§ **Problem to solve**
Could you copy every line from the material below in which "growth" appears?

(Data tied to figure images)
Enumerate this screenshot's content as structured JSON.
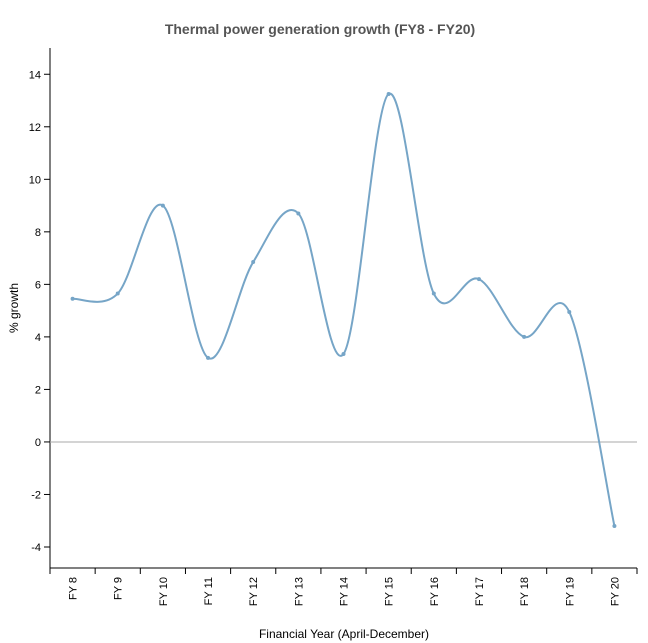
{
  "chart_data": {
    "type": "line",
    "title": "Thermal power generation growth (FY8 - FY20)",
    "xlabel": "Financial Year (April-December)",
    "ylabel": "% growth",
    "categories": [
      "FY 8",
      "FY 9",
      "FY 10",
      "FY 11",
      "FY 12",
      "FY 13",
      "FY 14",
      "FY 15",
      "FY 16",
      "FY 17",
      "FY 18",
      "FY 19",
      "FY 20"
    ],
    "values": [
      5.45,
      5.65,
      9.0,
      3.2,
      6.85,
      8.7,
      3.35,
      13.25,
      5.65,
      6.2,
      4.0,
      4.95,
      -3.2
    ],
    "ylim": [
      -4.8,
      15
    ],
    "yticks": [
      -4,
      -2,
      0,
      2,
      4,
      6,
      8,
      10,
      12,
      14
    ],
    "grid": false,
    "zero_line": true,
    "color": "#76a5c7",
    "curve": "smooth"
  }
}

§ **Exercise output**
    "title": "Thermal power generation growth (FY8 - FY20)",
    "ylabel": "% growth",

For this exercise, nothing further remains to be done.